Task goal |
Gather all lines in the records below that include the word "Pavement".

Extracted information |
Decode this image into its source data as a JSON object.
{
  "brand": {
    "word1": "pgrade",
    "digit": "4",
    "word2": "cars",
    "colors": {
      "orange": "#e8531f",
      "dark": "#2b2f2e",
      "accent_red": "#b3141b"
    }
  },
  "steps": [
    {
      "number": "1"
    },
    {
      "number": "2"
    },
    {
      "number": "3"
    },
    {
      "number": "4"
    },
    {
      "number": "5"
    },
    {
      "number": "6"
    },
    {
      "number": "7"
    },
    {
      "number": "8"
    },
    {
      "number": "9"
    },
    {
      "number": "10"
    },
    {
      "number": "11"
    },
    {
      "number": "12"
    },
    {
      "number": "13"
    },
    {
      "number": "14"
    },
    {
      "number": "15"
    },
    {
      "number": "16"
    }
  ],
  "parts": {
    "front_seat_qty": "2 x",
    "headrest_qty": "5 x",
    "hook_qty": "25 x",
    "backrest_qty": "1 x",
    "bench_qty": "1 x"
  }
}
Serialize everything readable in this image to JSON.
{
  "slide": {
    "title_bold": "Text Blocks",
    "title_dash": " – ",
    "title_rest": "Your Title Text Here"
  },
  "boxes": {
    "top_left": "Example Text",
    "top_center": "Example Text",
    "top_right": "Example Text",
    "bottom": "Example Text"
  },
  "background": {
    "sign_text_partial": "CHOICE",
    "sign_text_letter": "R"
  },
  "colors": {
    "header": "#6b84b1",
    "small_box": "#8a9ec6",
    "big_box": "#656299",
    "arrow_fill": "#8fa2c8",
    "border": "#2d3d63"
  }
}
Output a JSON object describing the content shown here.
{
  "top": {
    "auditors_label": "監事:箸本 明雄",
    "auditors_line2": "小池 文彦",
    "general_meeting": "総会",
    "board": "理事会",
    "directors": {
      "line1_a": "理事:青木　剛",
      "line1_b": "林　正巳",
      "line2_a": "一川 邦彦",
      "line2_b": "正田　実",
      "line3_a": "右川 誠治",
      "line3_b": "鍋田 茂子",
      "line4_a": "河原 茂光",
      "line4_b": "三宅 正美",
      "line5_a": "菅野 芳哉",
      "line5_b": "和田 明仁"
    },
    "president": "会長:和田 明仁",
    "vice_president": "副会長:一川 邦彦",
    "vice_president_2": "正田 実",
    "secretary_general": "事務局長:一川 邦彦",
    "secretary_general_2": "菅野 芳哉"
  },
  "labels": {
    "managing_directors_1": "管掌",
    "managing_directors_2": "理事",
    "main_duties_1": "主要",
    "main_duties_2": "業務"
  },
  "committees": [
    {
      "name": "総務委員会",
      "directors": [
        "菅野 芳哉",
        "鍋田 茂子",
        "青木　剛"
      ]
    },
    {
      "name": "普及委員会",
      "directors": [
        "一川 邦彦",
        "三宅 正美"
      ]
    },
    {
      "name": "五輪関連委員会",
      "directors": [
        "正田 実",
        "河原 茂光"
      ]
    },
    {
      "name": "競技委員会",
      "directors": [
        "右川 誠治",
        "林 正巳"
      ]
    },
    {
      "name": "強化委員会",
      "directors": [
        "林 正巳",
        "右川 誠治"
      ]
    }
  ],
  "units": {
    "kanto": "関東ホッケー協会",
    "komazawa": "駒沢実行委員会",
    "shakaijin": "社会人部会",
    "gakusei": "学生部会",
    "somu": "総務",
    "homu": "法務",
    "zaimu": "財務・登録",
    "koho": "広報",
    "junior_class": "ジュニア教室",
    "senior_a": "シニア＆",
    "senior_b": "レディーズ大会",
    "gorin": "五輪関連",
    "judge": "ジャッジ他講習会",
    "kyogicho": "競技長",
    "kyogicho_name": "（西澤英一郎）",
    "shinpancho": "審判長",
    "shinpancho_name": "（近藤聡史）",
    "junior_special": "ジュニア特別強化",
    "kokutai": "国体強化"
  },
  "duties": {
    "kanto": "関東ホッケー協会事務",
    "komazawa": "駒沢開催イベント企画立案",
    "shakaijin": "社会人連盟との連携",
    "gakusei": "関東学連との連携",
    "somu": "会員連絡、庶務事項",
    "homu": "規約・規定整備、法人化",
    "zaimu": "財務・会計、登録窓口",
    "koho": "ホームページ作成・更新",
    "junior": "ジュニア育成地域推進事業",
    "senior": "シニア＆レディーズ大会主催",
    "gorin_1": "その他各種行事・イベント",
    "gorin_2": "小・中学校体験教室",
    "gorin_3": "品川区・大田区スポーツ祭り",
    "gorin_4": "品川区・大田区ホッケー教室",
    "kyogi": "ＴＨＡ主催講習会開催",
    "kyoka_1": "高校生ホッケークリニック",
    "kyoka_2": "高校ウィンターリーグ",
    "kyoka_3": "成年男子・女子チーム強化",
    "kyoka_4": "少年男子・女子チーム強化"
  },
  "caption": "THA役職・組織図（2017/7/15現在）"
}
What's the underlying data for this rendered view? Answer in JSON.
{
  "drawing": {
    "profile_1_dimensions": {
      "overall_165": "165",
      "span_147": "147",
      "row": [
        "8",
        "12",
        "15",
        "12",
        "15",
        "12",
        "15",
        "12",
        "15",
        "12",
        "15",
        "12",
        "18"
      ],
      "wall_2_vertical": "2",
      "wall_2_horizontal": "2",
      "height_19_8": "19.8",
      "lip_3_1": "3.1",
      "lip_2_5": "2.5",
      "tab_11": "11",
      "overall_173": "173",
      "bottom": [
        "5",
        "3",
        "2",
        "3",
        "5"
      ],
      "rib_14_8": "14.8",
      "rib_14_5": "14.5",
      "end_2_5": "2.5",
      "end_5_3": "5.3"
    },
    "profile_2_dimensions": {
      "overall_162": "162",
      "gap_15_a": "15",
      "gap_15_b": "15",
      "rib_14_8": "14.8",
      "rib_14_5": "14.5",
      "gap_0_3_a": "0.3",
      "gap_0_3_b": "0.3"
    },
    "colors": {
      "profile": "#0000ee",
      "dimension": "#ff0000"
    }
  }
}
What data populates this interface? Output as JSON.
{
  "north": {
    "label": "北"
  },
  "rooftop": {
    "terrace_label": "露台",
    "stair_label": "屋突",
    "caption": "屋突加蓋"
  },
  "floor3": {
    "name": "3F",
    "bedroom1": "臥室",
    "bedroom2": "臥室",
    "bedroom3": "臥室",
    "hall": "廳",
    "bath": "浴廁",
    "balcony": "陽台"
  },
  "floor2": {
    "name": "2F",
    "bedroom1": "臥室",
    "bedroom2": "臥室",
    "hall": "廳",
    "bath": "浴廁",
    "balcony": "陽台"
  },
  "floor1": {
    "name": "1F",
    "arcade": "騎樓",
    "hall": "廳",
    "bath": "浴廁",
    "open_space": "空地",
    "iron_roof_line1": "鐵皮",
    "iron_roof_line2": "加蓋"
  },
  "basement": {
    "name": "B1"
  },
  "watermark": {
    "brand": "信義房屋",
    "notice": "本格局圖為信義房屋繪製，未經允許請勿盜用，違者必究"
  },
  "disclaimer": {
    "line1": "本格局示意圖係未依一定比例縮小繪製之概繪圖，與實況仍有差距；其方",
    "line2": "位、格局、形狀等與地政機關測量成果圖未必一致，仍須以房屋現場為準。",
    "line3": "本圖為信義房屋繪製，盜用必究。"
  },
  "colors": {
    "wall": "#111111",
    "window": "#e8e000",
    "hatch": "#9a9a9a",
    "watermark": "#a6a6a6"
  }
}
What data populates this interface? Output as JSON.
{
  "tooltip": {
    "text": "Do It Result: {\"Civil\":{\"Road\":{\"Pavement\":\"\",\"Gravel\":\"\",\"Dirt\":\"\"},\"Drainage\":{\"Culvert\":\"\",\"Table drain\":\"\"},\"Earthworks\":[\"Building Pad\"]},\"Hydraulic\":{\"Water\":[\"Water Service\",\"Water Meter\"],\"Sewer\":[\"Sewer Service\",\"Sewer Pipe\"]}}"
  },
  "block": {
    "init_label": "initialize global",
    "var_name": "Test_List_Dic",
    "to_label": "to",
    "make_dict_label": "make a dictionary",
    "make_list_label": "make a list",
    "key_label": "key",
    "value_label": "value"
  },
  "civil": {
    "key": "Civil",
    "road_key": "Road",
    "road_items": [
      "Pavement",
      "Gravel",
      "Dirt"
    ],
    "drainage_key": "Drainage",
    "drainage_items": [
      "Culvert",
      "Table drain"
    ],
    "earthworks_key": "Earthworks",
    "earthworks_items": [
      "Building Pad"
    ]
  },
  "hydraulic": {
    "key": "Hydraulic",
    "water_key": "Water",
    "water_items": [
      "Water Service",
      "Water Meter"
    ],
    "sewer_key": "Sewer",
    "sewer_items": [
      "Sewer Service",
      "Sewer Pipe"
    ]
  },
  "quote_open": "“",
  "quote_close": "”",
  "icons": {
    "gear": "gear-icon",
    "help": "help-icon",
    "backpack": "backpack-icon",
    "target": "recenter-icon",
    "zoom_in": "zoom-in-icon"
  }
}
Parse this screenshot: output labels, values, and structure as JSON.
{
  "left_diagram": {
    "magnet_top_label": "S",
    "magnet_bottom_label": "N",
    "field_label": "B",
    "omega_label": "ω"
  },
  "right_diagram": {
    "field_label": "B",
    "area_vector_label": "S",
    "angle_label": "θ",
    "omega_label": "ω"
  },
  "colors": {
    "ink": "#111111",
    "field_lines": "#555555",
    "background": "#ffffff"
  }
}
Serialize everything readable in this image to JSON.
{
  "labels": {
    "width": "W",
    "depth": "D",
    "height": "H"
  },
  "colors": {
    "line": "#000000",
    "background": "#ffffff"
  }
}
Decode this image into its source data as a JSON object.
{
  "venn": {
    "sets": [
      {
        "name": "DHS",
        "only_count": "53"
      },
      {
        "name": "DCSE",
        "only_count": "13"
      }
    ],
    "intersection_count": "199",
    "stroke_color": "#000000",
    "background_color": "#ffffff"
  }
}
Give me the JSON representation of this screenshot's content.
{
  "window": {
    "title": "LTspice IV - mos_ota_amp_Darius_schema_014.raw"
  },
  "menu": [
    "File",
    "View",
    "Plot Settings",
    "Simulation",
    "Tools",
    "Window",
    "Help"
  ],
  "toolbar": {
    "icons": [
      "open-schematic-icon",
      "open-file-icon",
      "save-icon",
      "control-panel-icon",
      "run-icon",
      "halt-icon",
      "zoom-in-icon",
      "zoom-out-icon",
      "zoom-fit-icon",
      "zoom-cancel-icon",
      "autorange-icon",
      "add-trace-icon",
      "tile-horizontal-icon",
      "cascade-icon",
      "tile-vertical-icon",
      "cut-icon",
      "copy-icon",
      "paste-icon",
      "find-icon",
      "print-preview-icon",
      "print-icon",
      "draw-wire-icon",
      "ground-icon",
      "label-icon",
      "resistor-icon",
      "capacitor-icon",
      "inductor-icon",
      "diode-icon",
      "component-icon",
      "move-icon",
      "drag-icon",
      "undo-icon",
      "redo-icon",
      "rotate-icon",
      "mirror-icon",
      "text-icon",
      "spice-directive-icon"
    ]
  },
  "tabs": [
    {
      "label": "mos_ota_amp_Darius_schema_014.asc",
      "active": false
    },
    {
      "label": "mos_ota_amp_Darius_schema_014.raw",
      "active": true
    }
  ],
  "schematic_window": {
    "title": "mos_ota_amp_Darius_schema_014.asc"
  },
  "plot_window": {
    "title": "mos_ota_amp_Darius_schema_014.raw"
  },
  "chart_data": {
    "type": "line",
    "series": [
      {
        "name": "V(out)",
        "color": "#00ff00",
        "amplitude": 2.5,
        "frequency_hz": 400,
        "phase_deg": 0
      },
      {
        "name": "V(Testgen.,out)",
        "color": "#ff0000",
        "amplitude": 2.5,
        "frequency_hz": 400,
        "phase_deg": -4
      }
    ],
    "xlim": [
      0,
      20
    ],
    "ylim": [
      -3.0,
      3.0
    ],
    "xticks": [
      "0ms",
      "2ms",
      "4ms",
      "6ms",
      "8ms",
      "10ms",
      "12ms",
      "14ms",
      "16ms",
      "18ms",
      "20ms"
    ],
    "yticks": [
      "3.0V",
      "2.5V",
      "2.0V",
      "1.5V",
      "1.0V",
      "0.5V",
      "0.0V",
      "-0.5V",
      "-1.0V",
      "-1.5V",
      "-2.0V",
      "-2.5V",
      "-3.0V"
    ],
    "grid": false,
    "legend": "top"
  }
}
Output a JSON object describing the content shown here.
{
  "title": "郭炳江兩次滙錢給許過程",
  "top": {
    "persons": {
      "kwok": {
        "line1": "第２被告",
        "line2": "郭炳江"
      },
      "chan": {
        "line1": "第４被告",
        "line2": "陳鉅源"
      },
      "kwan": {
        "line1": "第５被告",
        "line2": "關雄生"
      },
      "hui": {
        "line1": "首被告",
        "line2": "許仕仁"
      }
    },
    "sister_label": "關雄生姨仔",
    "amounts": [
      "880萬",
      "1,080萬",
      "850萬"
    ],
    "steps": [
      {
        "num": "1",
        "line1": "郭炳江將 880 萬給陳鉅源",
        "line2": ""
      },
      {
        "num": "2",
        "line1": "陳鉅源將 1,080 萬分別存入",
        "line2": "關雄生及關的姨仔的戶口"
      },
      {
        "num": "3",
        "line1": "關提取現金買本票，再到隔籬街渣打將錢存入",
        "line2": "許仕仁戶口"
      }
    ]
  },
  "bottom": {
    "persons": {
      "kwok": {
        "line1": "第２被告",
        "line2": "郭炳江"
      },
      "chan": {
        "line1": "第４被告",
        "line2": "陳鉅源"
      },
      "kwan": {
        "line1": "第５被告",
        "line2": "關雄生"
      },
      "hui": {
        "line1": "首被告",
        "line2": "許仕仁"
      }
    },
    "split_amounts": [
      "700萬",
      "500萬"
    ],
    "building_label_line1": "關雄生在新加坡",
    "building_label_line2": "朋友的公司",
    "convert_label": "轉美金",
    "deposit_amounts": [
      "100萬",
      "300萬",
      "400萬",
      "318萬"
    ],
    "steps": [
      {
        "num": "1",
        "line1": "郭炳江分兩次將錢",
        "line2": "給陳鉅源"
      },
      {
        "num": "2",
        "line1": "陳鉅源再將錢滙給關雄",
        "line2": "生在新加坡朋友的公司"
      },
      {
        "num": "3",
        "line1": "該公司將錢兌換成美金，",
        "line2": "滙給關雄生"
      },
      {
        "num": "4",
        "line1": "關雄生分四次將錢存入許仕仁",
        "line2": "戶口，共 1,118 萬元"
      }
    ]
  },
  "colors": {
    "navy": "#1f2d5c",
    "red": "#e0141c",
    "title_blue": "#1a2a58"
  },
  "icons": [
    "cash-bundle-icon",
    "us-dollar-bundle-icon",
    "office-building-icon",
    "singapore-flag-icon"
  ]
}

Answer below |
    "text": "Do It Result: {\"Civil\":{\"Road\":{\"Pavement\":\"\",\"Gravel\":\"\",\"Dirt\":\"\"},\"Drainage\":{\"Culvert\":\"\",\"Table drain\":\"\"},\"Earthworks\":[\"Building Pad\"]},\"Hydraulic\":{\"Water\":[\"Water Service\",\"Water Meter\"],\"Sewer\":[\"Sewer Service\",\"Sewer Pipe\"]}}"
      "Pavement",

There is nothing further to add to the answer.